┌─ Extrait

Le feu prendra si bien qu'il ne pourra rester longtemps caché. Avec un mélange de naïveté, de narcissisme et d'indélicatesse de « m'as-tu-vu », Sarkozy a même décidé de partager cet amour avec le monde entier et les photos volées de paparazzi succèdent aux clichés officiels pris au demeurant par les mêmes. Un tournis de caresses, de baisers, de regards de merlan frit, qui culminera avec cette annonce officielle en pleine conférence de presse, le 8 janvier 2008 : « Carla, c'est du sérieux. »

Le 17 janvier 2008, lors d'un bref tête-à-tête, je lui fais remarquer que le pays se fichait pas mal de savoir s'il était heureux ou pas. Chacun ses problèmes. Les Français voulaient d'abord des résultats, des bons chiffres sur le chômage et le pouvoir d'achat. Les images de sa béatitude affichée, lors de son voyage en Égypte ou ailleurs, avaient quelque chose d'obscène ; elles ne pouvaient que lui nuire.

└─
┌─ Données enregistrées

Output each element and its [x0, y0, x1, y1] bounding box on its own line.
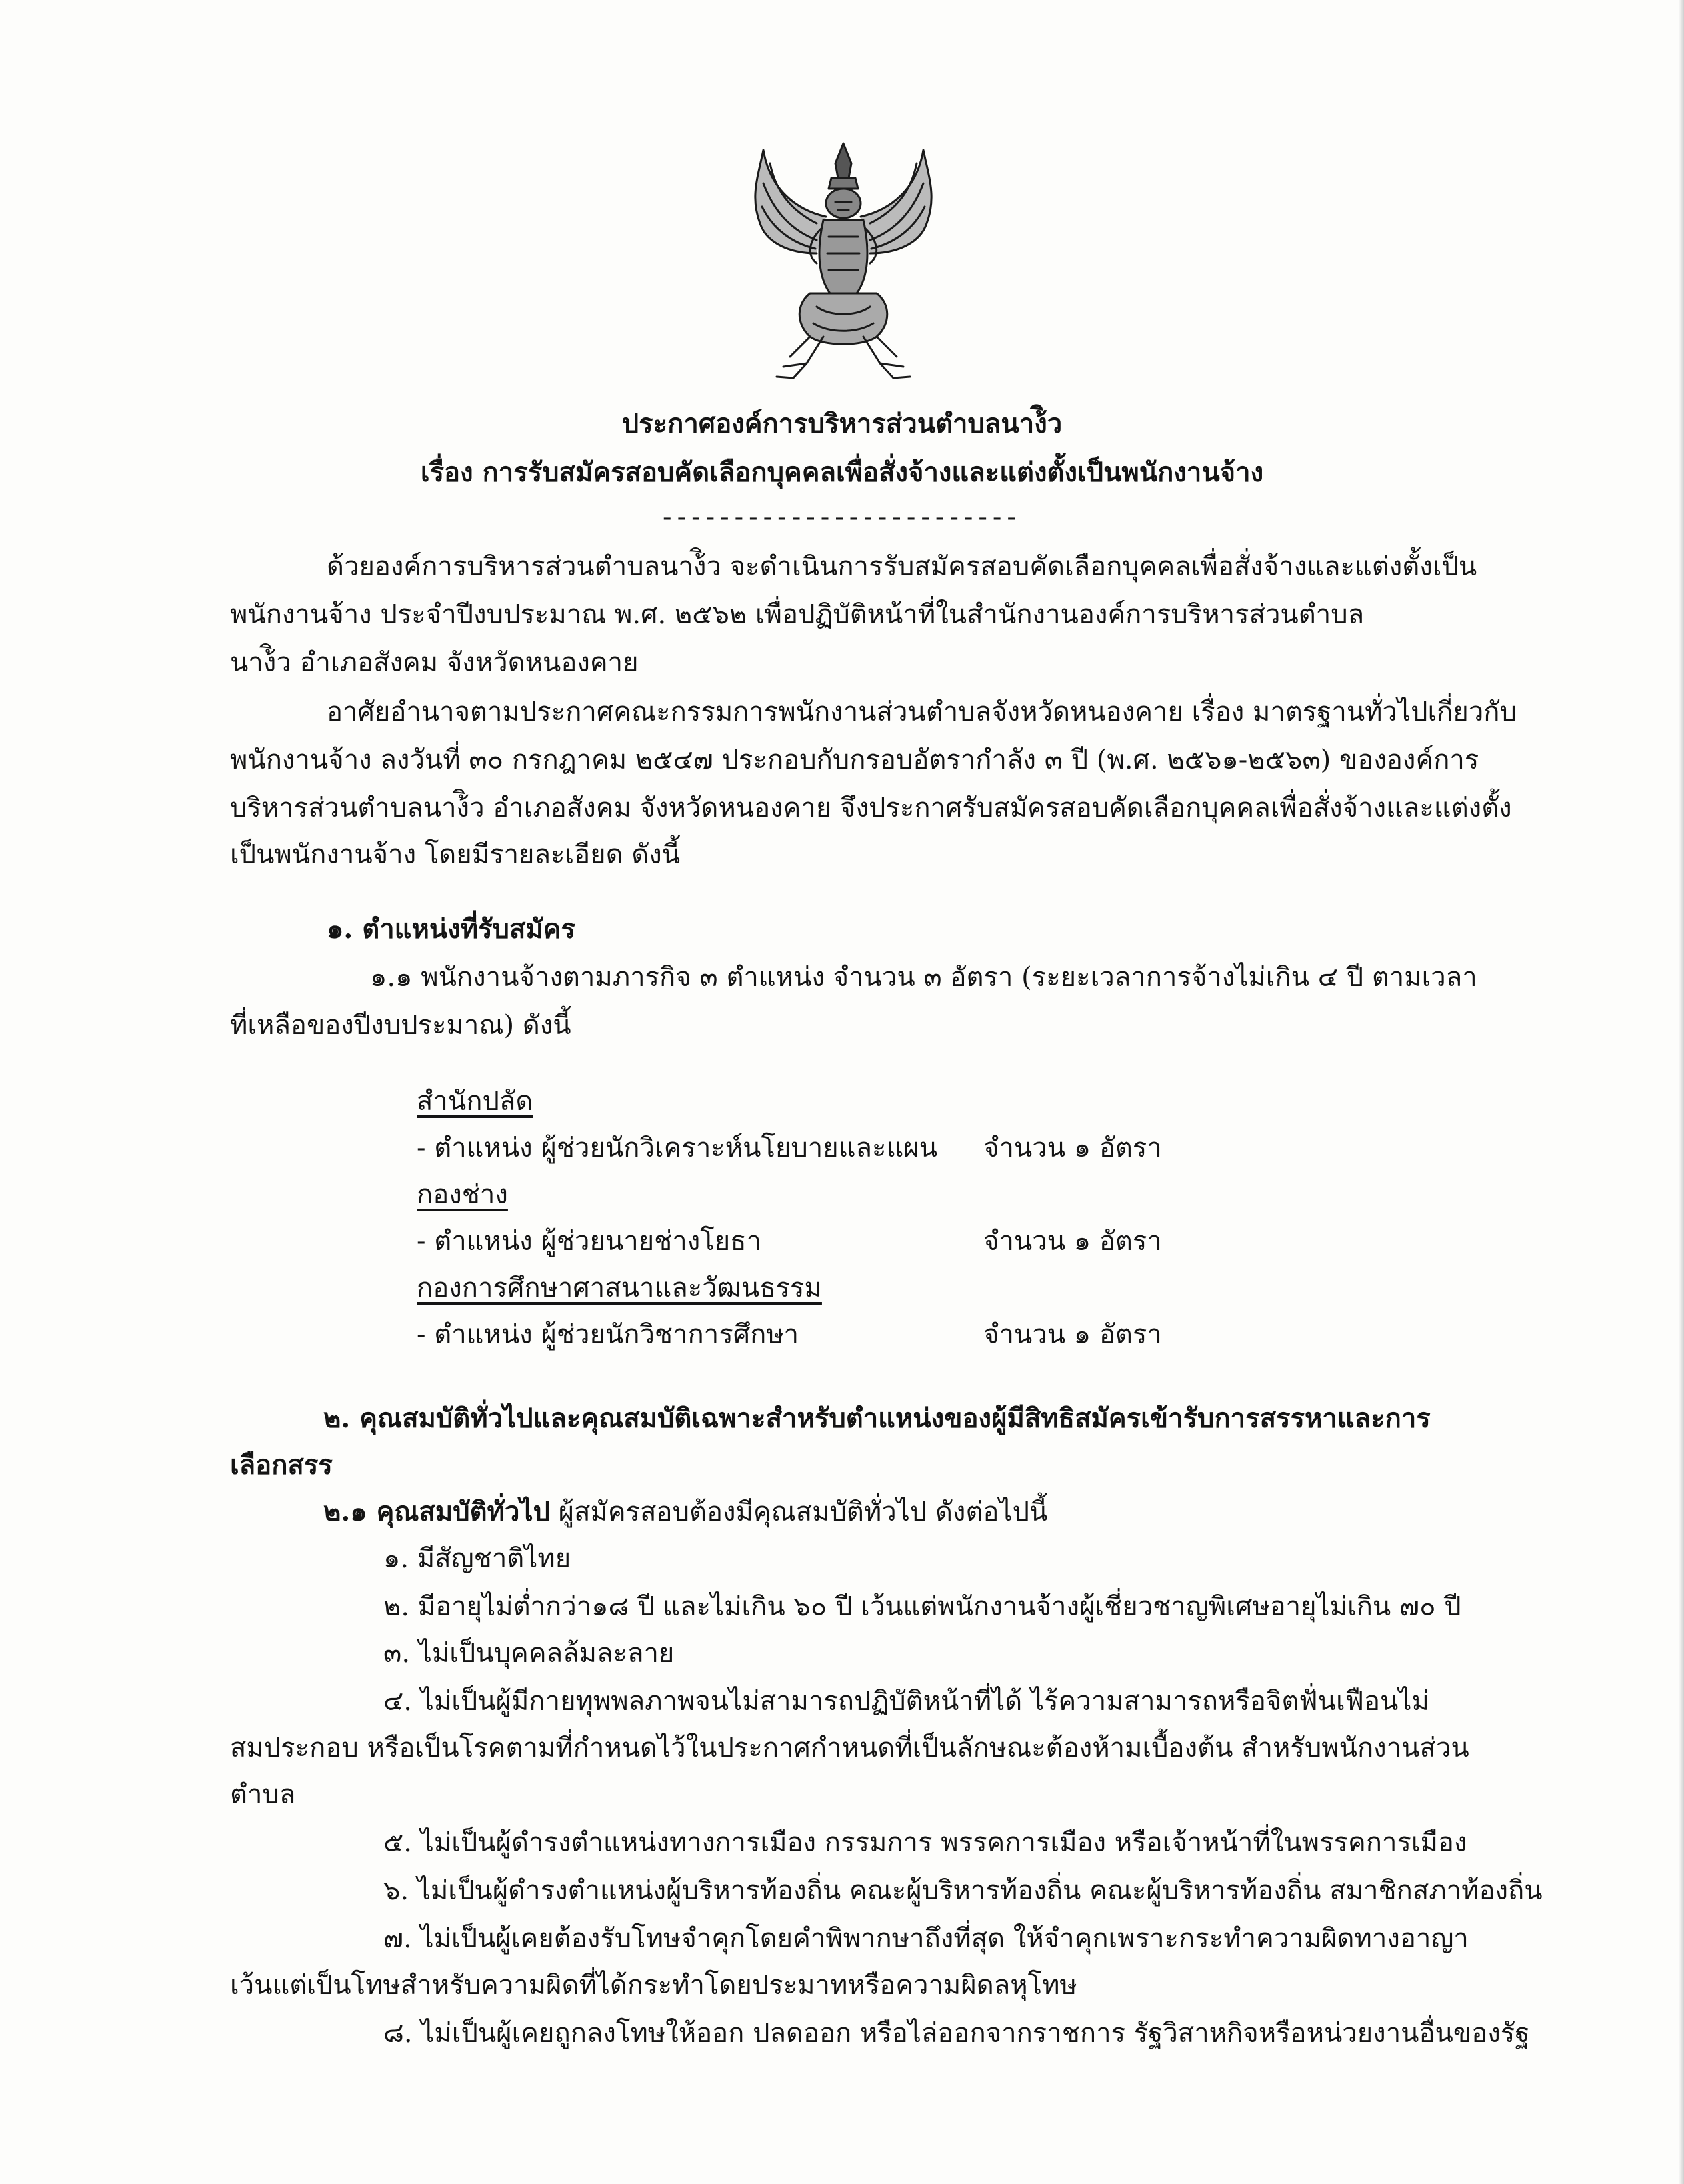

└─

▸ **Consignes**
a: D'après l'extrait, de quoi est fait le mélange qui pousse Sarkozy à partager son amour avec le monde entier ? Citez chaque composante.
b: Dans l'extrait, quelle phrase Sarkozy prononce-t-il lors de la conférence de presse du 8 janvier 2008 ?
c: Poursuivez l'extrait sur Sarkozy et Carla après sa dernière phrase.
La liste forme un ensemble distinct de l'extrait.

▸ **Réponses**
a:
- la naïveté
- le narcissisme
- l'indélicatesse de « m'as-tu-vu »

b: « Carla, c'est du sérieux. »

c:
« Je n'y suis pour rien, proteste-t-il. Ce sont les paparazzi qui nous pourchassent, Carla et moi. On prend un petit-déjeuner sur la terrasse d'un hôtel, clic-clac, ils sont là. On marche dans la rue, encore clic-clac. C'est de la persécution ! Je veux juste être vrai, tu comprends ça ? La seule chose impardonnable en politique, désormais, c'est le mensonge. Or, le type tout seul dans son palais vide, je ne peux pas, c'est au-dessus de mes forces. J'ai besoin de vivre et il se trouve que je suis amoureux, je ne vais quand même pas me cacher. Si on ne me reprochait pas ça, n'importe comment, on me critiquerait pour autre chose. Pendant des mois, on m'a expliqué que tous mes problèmes venaient de Cécilia. Maintenant on dit qu'ils viennent de Carla. Tout ça, ce sont des conneries répandues par des journalistes minables, aigris et nuls ! »

Il galèje, mais je ne peux le lui dire. Il s'est levé : il faut qu'il parte, il a un rendez-vous. Juste avant de prendre congé, il me fait admirer sa nouvelle montre, une Philippe Patek, offerte par Carla : « Elle est belle, hein qu'elle est belle ? »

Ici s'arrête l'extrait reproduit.